## begin TASK MATERIAL

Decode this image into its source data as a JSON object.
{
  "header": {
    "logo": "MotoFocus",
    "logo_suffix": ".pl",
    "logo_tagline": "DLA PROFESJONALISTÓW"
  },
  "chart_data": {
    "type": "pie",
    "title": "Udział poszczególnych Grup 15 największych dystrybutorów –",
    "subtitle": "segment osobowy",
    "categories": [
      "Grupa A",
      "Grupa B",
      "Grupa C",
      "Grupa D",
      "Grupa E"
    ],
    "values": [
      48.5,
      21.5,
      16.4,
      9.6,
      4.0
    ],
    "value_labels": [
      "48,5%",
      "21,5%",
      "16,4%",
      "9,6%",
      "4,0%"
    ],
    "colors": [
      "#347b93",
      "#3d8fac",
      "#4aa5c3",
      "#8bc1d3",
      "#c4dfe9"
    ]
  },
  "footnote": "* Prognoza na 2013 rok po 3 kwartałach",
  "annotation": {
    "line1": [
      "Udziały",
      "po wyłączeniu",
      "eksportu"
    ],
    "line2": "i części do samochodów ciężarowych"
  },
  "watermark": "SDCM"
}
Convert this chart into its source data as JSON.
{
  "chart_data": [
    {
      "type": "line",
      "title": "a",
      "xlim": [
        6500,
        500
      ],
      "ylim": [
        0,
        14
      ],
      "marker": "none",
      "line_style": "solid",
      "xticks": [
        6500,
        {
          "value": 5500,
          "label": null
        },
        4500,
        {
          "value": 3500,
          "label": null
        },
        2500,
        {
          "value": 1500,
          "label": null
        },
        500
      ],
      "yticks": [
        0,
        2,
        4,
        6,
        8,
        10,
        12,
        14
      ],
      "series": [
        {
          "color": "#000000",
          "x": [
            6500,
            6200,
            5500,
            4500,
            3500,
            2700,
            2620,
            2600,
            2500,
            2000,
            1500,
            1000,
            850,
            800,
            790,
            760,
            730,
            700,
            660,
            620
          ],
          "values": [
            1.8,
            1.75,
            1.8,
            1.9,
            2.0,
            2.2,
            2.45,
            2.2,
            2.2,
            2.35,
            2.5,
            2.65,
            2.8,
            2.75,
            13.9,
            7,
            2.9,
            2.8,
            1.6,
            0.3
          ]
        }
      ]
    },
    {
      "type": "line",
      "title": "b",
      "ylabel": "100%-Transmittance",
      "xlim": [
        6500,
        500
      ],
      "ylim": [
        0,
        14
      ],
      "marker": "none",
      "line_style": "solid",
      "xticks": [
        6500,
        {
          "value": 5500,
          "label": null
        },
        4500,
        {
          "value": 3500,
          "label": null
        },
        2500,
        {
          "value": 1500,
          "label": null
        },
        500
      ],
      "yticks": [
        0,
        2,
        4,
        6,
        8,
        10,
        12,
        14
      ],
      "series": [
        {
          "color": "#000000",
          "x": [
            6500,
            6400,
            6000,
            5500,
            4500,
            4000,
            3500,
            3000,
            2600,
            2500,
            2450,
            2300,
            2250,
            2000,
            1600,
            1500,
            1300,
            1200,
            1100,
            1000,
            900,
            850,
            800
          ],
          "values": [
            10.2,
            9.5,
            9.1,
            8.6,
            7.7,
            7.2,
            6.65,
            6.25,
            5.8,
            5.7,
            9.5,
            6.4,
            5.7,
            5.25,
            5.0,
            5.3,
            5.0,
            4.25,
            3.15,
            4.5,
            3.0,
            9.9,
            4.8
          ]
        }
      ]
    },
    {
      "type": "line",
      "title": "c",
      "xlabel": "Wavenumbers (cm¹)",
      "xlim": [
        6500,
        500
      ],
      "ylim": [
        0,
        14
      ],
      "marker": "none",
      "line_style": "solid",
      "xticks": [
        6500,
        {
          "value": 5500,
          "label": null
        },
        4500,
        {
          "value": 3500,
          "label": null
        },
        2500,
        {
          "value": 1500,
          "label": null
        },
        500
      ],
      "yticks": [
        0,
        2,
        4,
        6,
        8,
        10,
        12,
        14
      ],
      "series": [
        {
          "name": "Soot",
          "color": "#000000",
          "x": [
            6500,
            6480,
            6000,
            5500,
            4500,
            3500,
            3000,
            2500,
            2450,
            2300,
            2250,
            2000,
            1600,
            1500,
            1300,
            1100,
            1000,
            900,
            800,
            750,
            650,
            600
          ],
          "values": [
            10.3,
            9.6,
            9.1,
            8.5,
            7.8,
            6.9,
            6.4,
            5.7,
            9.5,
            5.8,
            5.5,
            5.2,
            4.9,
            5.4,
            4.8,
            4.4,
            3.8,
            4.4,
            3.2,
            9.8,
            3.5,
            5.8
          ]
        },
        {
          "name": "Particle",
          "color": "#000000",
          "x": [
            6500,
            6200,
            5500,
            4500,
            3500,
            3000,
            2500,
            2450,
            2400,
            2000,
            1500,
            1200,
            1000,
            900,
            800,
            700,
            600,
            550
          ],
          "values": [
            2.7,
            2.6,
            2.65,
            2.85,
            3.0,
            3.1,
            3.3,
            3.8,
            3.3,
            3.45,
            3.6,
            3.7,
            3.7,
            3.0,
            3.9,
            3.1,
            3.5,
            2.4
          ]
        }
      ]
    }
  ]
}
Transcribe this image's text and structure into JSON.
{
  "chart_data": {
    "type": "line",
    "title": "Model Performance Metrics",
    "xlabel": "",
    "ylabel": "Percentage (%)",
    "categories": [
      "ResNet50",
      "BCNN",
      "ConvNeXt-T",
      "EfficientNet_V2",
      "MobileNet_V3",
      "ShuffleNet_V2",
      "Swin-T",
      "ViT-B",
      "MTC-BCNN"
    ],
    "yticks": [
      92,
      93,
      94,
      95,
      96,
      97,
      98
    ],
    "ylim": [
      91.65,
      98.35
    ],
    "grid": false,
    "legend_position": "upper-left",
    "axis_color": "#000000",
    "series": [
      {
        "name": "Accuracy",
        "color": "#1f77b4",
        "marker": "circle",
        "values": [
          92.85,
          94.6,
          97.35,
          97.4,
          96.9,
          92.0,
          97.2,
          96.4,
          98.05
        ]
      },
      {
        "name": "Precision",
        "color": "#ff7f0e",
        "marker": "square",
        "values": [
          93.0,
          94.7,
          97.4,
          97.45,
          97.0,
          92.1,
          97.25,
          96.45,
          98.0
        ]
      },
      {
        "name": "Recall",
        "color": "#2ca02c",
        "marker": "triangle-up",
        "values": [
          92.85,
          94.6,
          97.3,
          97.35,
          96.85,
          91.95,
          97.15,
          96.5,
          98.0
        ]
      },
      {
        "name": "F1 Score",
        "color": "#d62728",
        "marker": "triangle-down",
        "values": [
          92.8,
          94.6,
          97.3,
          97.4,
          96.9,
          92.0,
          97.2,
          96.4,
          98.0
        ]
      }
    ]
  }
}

## end TASK MATERIAL

**TASK OBJECTIVE**
Of the lines in the data above, how many contain the word "source"? Give only that figure.

**FULL SOLUTION**
2